● REQUIREMENTS: Search the listing below for the string "Message" and show each line that contains it.
-- BEGIN PROVIDED DATA --
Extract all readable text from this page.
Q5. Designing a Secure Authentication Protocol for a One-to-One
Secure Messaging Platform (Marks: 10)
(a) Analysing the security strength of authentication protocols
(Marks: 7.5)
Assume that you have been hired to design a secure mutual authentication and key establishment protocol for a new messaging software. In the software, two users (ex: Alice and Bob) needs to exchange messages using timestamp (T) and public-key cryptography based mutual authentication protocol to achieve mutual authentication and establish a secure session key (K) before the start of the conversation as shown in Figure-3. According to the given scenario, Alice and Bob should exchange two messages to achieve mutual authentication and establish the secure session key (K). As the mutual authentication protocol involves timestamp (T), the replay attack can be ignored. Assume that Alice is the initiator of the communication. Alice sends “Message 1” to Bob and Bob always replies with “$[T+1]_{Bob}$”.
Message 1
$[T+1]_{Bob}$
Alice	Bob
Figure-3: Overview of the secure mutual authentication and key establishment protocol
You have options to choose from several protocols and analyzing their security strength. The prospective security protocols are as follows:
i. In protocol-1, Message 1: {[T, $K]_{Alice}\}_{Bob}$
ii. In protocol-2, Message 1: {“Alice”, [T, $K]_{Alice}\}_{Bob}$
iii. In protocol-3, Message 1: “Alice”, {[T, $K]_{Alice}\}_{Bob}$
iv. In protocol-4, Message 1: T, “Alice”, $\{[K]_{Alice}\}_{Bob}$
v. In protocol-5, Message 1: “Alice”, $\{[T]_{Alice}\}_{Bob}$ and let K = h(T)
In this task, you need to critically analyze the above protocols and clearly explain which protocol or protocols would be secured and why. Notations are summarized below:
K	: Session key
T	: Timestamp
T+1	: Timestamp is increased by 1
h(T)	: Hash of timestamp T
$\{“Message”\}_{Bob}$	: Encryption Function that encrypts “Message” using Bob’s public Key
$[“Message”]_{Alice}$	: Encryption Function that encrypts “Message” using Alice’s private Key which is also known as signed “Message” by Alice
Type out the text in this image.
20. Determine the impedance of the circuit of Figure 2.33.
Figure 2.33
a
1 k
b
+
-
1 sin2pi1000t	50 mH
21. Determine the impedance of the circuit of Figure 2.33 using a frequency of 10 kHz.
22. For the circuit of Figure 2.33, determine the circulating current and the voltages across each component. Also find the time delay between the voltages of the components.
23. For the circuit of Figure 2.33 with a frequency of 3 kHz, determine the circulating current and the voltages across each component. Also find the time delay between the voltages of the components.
-- END PROVIDED DATA --
● WRITTEN SOLUTION:
Assume that you have been hired to design a secure mutual authentication and key establishment protocol for a new messaging software. In the software, two users (ex: Alice and Bob) needs to exchange messages using timestamp (T) and public-key cryptography based mutual authentication protocol to achieve mutual authentication and establish a secure session key (K) before the start of the conversation as shown in Figure-3. According to the given scenario, Alice and Bob should exchange two messages to achieve mutual authentication and establish the secure session key (K). As the mutual authentication protocol involves timestamp (T), the replay attack can be ignored. Assume that Alice is the initiator of the communication. Alice sends “Message 1” to Bob and Bob always replies with “$[T+1]_{Bob}$”.
Message 1
i. In protocol-1, Message 1: {[T, $K]_{Alice}\}_{Bob}$
ii. In protocol-2, Message 1: {“Alice”, [T, $K]_{Alice}\}_{Bob}$
iii. In protocol-3, Message 1: “Alice”, {[T, $K]_{Alice}\}_{Bob}$
iv. In protocol-4, Message 1: T, “Alice”, $\{[K]_{Alice}\}_{Bob}$
v. In protocol-5, Message 1: “Alice”, $\{[T]_{Alice}\}_{Bob}$ and let K = h(T)
$\{“Message”\}_{Bob}$	: Encryption Function that encrypts “Message” using Bob’s public Key
$[“Message”]_{Alice}$	: Encryption Function that encrypts “Message” using Alice’s private Key which is also known as signed “Message” by Alice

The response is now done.